- Saved entries
[start]
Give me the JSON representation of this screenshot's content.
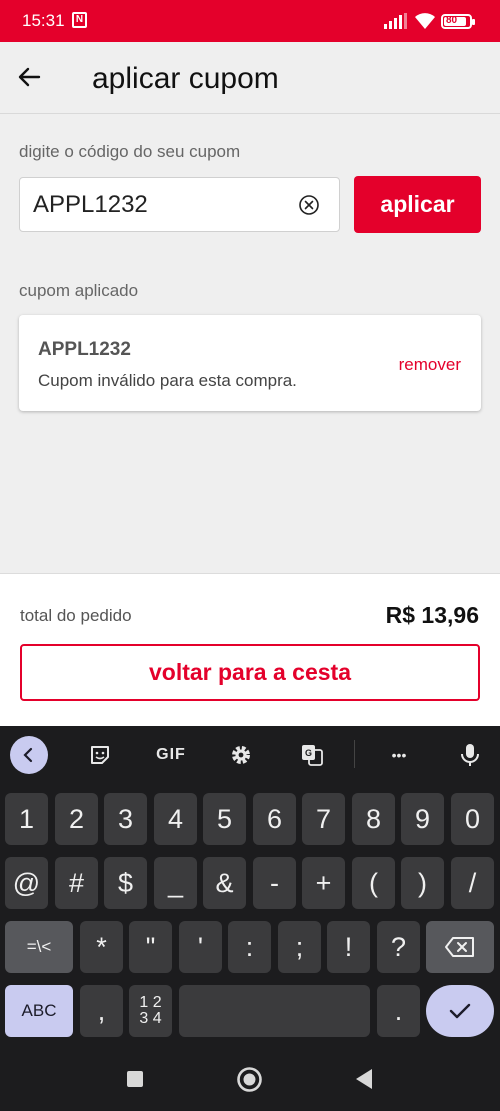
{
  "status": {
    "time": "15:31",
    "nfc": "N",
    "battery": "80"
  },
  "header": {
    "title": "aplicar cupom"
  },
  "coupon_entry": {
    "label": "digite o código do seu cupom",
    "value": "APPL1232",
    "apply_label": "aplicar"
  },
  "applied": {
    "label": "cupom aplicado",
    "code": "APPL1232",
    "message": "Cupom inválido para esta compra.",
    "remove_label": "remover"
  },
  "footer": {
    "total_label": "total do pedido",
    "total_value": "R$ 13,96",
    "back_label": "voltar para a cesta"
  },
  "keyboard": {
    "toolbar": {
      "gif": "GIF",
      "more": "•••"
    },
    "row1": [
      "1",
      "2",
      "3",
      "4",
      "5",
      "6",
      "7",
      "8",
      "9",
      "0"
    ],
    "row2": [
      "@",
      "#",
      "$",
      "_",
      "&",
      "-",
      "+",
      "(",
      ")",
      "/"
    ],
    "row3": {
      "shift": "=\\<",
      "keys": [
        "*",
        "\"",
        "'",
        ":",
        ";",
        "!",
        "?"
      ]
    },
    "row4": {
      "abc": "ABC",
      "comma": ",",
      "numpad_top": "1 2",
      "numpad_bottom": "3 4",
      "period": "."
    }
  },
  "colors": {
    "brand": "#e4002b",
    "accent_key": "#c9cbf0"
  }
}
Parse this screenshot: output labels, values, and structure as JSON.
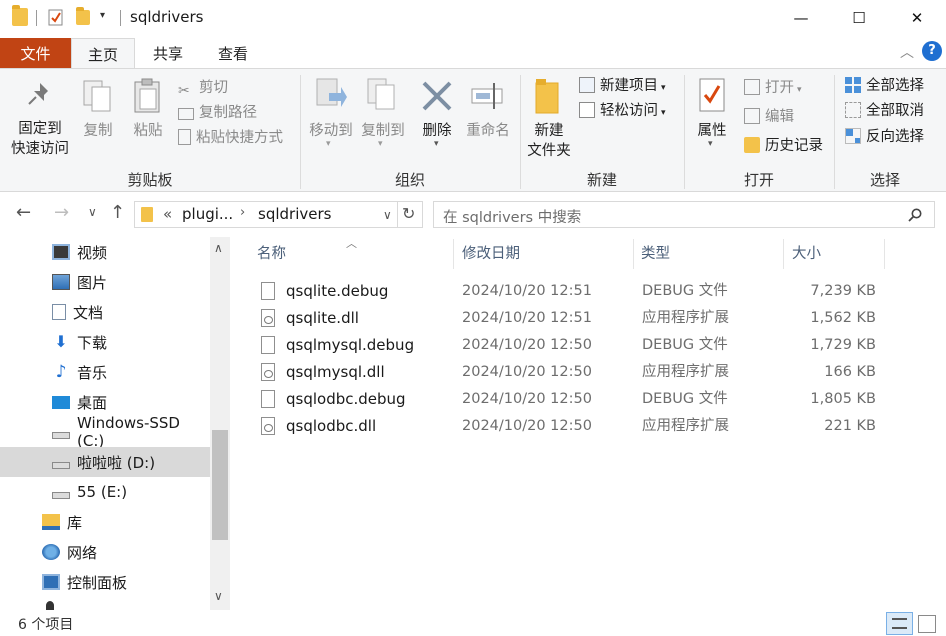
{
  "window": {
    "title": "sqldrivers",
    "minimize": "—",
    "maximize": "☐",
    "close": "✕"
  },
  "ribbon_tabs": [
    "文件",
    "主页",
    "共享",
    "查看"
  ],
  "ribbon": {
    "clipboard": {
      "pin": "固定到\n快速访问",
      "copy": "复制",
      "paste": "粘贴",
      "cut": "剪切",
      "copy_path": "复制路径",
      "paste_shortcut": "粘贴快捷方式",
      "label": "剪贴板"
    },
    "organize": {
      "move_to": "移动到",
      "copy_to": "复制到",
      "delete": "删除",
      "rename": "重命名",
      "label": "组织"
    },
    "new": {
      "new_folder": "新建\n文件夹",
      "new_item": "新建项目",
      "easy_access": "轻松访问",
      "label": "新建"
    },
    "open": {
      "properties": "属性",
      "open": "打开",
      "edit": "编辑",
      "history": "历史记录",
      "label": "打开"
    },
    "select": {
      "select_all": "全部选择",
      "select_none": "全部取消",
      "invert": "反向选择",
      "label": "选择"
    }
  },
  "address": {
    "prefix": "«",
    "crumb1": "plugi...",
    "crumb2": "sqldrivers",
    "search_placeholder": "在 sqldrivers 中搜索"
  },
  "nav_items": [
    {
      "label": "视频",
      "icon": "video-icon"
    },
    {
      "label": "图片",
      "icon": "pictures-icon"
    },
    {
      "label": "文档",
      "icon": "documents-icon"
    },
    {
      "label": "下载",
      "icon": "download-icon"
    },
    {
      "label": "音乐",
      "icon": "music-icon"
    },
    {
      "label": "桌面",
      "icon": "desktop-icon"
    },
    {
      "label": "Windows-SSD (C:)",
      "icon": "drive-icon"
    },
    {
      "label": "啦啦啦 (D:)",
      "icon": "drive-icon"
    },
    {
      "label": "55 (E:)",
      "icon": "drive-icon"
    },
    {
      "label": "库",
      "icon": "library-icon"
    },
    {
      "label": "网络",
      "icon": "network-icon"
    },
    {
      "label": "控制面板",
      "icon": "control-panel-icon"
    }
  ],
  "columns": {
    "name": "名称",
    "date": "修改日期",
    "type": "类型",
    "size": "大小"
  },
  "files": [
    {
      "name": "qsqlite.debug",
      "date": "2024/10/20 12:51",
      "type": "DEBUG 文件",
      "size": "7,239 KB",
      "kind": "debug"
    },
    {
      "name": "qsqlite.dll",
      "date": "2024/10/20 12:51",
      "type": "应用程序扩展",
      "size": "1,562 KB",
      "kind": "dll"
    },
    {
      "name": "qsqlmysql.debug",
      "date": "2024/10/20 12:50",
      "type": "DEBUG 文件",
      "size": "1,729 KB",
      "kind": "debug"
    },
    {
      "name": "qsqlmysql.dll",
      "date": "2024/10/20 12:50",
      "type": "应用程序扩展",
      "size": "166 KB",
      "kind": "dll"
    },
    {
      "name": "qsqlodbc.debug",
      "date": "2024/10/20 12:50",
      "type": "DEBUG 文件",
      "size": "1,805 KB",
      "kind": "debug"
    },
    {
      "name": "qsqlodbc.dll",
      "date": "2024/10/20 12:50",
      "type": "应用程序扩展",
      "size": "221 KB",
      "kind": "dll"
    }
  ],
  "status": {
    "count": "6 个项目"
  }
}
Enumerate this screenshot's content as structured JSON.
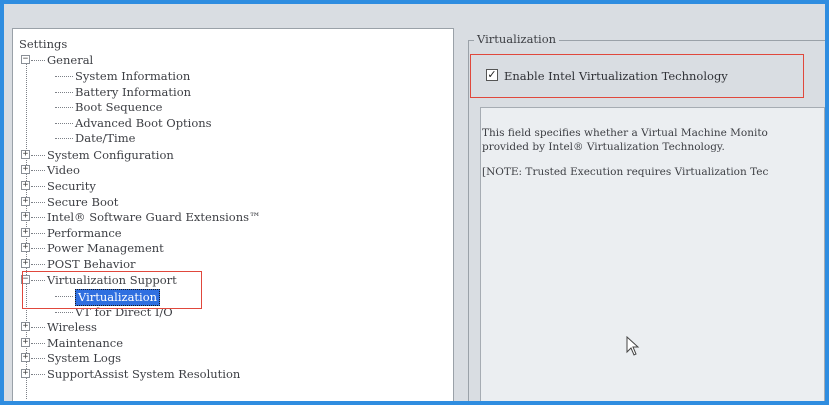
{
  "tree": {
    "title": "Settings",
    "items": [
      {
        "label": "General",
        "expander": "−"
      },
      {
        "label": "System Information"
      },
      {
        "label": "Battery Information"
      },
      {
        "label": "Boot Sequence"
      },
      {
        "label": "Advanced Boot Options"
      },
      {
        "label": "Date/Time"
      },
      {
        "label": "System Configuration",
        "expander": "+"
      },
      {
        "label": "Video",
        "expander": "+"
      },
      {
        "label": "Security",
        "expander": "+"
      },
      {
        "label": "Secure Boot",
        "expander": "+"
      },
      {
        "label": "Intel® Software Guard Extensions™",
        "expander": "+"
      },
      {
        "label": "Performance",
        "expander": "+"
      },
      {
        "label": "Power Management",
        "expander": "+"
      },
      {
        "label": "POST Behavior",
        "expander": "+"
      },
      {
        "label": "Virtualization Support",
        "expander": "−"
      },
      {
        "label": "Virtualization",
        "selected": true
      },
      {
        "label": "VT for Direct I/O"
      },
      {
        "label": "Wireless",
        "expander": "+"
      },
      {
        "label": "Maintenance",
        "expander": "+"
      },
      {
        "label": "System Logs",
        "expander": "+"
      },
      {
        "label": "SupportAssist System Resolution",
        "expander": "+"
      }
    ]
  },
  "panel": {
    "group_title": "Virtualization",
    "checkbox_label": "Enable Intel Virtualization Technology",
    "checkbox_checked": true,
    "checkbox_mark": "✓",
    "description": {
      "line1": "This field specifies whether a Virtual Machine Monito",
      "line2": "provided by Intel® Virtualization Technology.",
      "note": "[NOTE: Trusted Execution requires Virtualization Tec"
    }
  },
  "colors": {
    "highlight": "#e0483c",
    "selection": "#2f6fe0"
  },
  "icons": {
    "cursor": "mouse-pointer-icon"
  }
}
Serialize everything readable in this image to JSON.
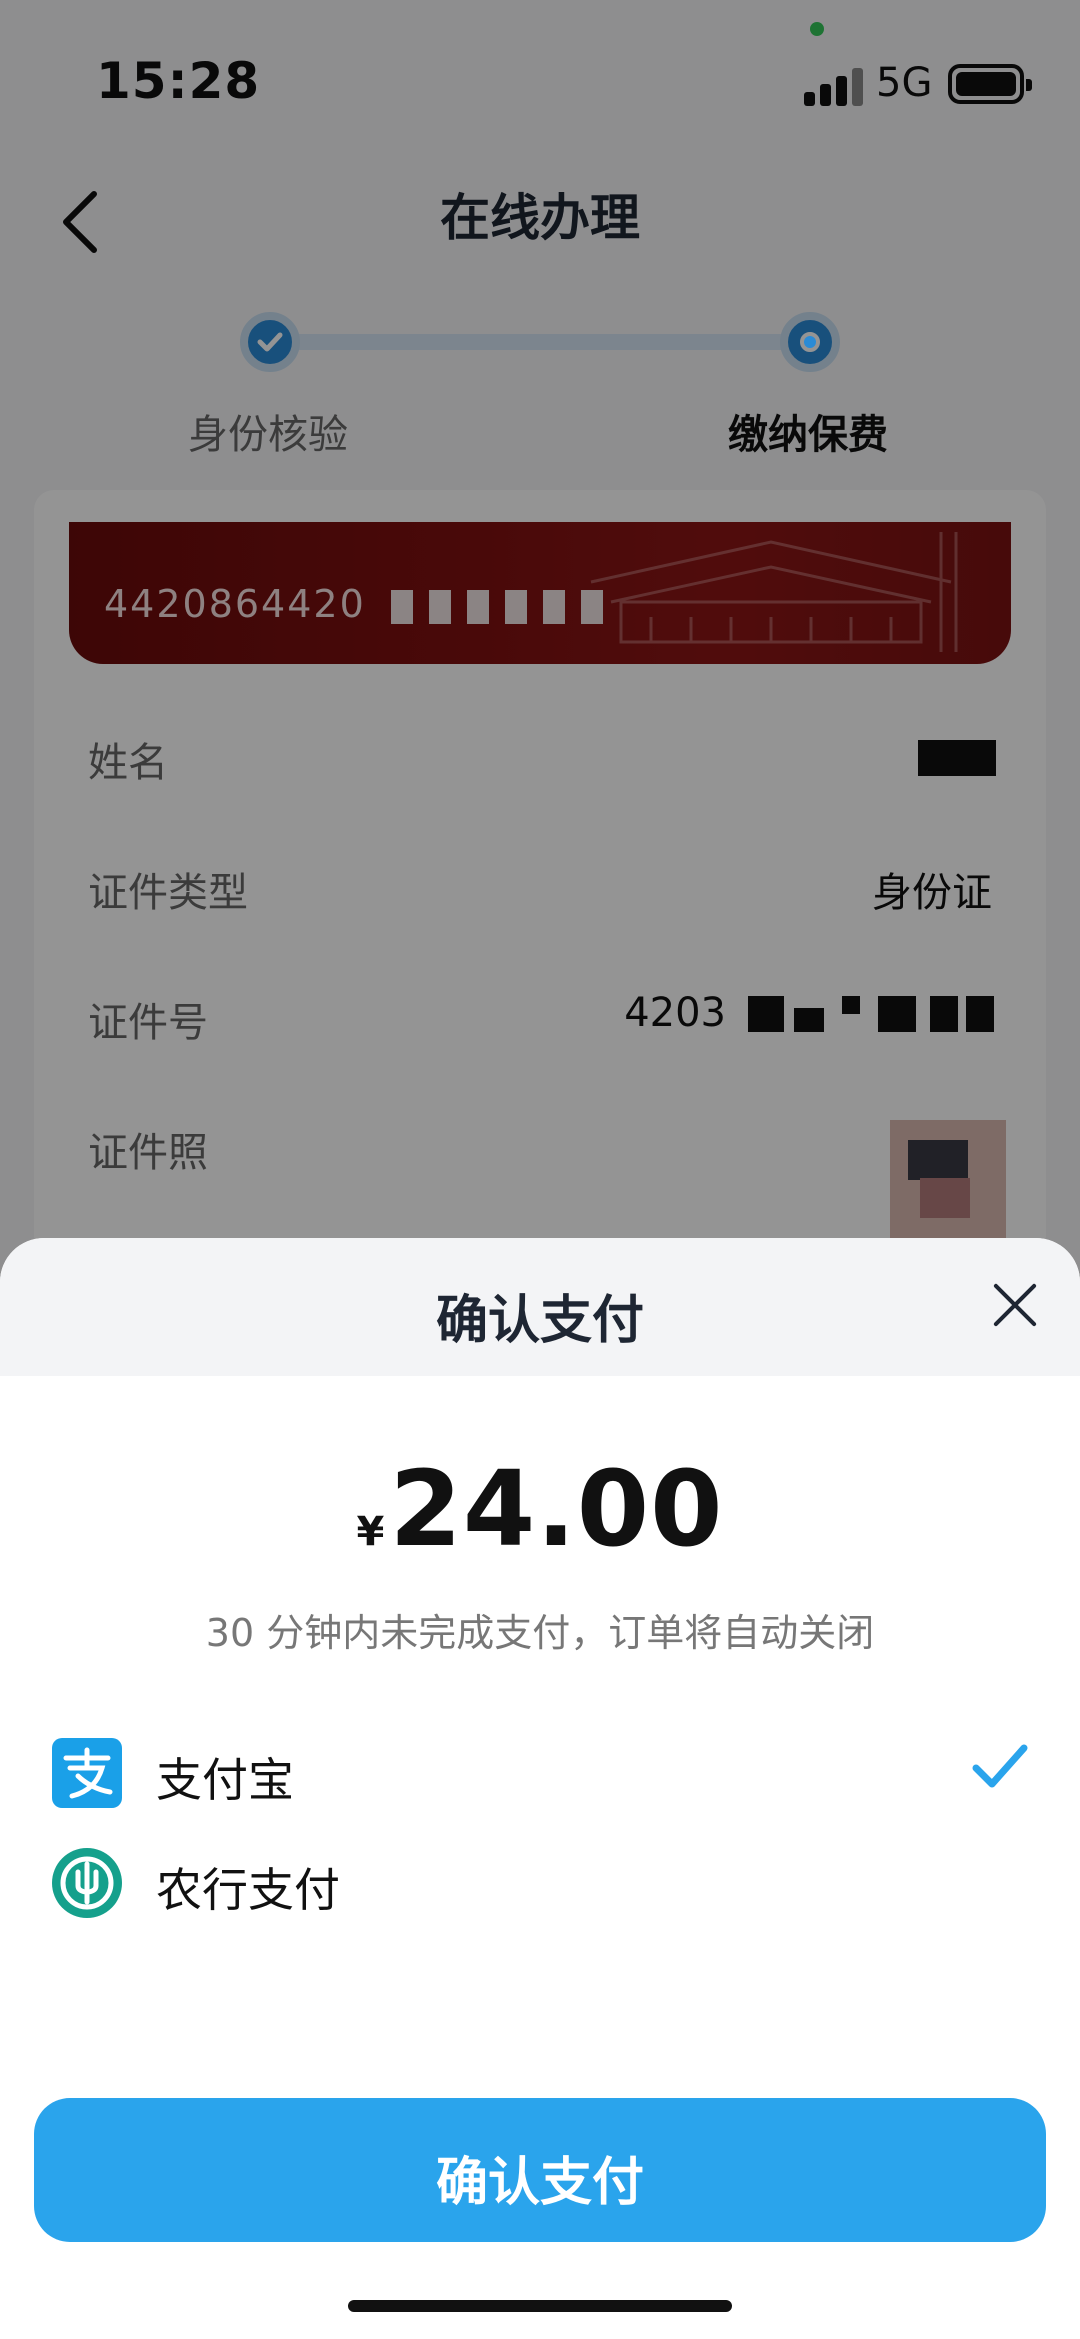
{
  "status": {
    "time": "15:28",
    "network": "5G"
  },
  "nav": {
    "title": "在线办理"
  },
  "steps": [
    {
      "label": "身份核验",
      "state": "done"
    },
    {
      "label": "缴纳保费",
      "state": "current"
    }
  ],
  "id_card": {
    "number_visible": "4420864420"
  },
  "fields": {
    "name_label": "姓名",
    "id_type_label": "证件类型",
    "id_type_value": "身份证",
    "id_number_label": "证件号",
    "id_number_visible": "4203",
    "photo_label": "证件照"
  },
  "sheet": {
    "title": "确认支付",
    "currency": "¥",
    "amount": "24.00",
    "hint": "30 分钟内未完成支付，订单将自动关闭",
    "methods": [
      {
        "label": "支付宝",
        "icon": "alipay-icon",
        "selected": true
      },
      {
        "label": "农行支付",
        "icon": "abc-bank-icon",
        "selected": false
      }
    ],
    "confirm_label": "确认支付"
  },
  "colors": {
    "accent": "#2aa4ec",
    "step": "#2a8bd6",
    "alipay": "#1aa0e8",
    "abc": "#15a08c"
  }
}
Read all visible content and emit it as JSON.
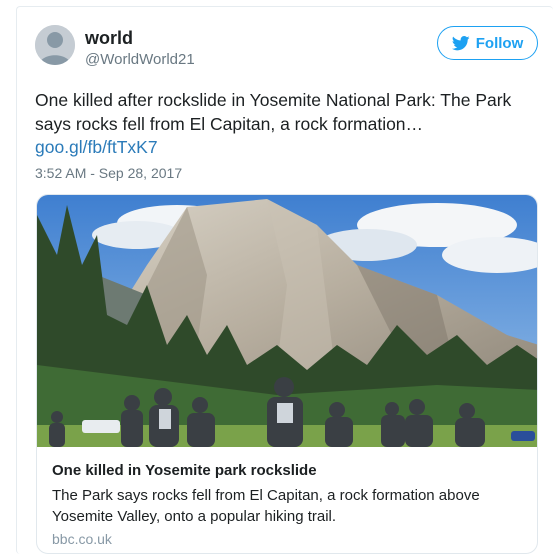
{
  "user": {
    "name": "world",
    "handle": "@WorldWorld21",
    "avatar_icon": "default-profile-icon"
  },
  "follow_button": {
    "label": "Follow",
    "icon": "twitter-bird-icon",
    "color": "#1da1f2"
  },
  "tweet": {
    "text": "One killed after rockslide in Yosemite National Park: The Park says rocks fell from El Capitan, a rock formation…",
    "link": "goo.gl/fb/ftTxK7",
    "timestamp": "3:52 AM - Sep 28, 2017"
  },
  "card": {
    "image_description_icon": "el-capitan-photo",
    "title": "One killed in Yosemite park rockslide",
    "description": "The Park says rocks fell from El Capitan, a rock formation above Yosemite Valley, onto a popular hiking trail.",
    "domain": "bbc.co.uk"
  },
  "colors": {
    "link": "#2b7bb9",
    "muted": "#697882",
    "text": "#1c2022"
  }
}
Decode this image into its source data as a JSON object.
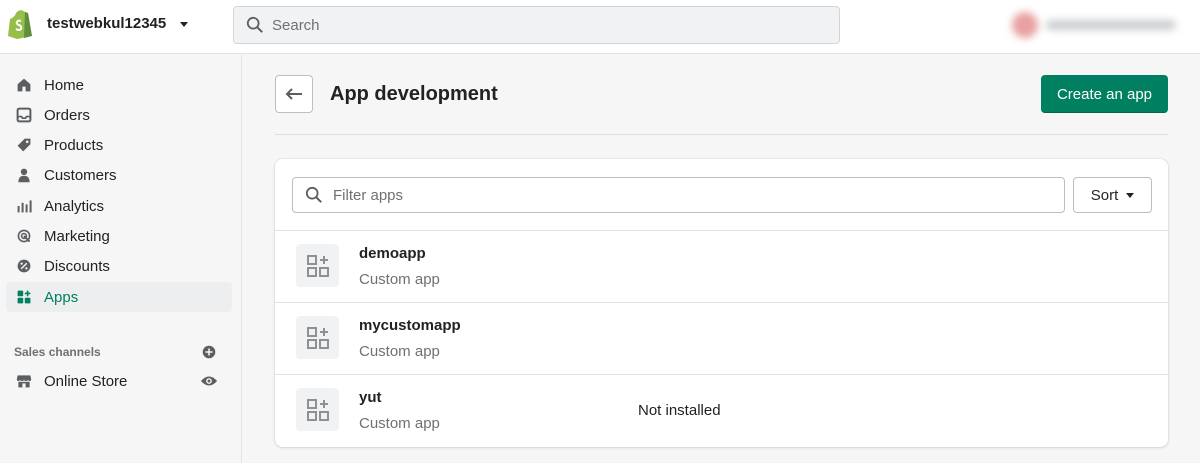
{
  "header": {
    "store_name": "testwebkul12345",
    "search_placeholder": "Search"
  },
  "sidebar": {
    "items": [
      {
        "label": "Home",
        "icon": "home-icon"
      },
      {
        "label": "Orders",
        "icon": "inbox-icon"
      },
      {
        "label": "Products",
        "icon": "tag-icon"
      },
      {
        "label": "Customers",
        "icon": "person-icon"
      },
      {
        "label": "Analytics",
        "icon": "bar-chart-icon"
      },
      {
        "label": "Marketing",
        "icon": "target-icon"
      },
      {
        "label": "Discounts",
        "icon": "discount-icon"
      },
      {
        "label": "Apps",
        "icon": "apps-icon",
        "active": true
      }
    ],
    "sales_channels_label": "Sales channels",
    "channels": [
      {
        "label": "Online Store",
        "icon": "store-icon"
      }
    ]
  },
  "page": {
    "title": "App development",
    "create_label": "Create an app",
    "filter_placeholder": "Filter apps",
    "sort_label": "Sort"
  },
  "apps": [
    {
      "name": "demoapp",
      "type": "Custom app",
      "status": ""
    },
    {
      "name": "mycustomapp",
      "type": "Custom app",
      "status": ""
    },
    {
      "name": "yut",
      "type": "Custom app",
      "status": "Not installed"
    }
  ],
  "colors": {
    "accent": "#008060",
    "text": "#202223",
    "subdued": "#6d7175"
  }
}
[end]
- Exercise details
Locate the word "Boot" in the records and collect each line it appears in.

- Task response
        "label": "Boot Sequence"
        "label": "Advanced Boot Options"
        "label": "Secure Boot",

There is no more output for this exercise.